Transcribe all of the material exactly, except for its pictures.

***** ROWS

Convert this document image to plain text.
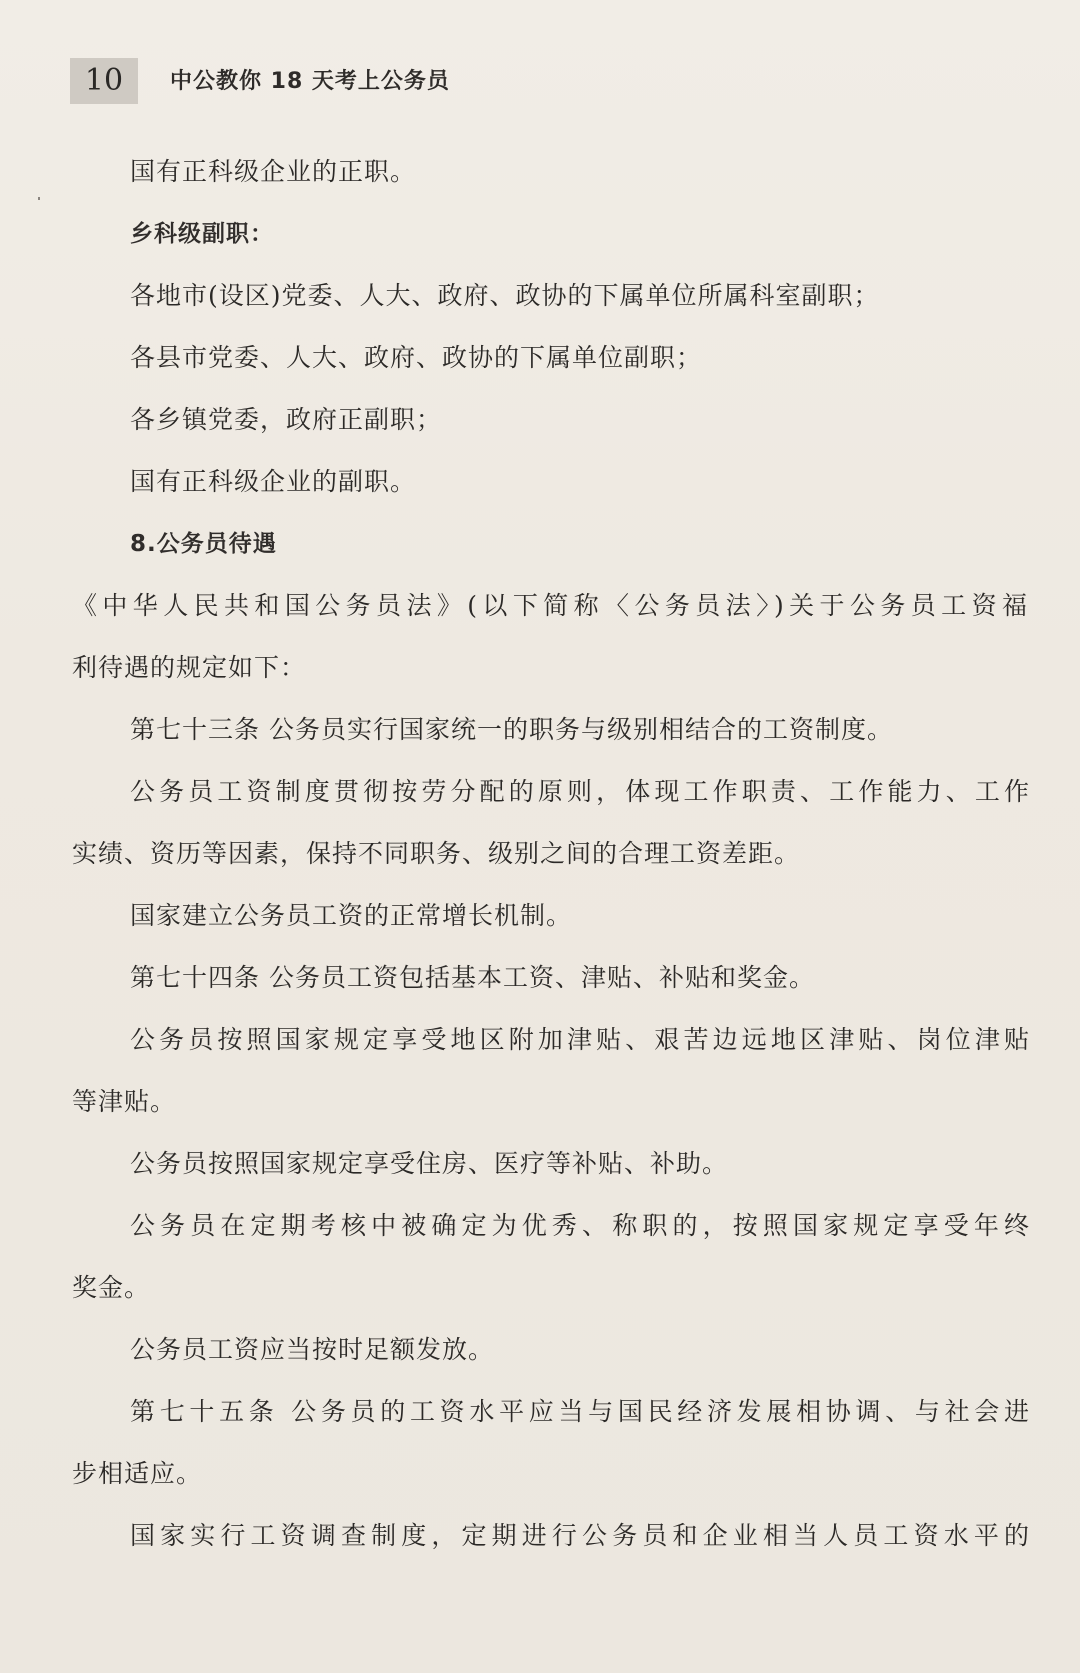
10	中公教你 18 天考上公务员
国有正科级企业的正职。
乡科级副职：
各地市(设区)党委、人大、政府、政协的下属单位所属科室副职；
各县市党委、人大、政府、政协的下属单位副职；
各乡镇党委，政府正副职；
国有正科级企业的副职。
8.公务员待遇
《中华人民共和国公务员法》(以下简称〈公务员法〉)关于公务员工资福
利待遇的规定如下：
第七十三条 公务员实行国家统一的职务与级别相结合的工资制度。
公务员工资制度贯彻按劳分配的原则，体现工作职责、工作能力、工作
实绩、资历等因素，保持不同职务、级别之间的合理工资差距。
国家建立公务员工资的正常增长机制。
第七十四条 公务员工资包括基本工资、津贴、补贴和奖金。
公务员按照国家规定享受地区附加津贴、艰苦边远地区津贴、岗位津贴
等津贴。
公务员按照国家规定享受住房、医疗等补贴、补助。
公务员在定期考核中被确定为优秀、称职的，按照国家规定享受年终
奖金。
公务员工资应当按时足额发放。
第七十五条 公务员的工资水平应当与国民经济发展相协调、与社会进
步相适应。
国家实行工资调查制度，定期进行公务员和企业相当人员工资水平的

**********

§ **FINISHED ANSWER**:
Convert this document image to plain text.
10	中公教你 18 天考上公务员
国有正科级企业的正职。
乡科级副职：
各地市(设区)党委、人大、政府、政协的下属单位所属科室副职；
各县市党委、人大、政府、政协的下属单位副职；
各乡镇党委，政府正副职；
国有正科级企业的副职。
8.公务员待遇
《中华人民共和国公务员法》(以下简称〈公务员法〉)关于公务员工资福
利待遇的规定如下：
第七十三条 公务员实行国家统一的职务与级别相结合的工资制度。
公务员工资制度贯彻按劳分配的原则，体现工作职责、工作能力、工作
实绩、资历等因素，保持不同职务、级别之间的合理工资差距。
国家建立公务员工资的正常增长机制。
第七十四条 公务员工资包括基本工资、津贴、补贴和奖金。
公务员按照国家规定享受地区附加津贴、艰苦边远地区津贴、岗位津贴
等津贴。
公务员按照国家规定享受住房、医疗等补贴、补助。
公务员在定期考核中被确定为优秀、称职的，按照国家规定享受年终
奖金。
公务员工资应当按时足额发放。
第七十五条 公务员的工资水平应当与国民经济发展相协调、与社会进
步相适应。
国家实行工资调查制度，定期进行公务员和企业相当人员工资水平的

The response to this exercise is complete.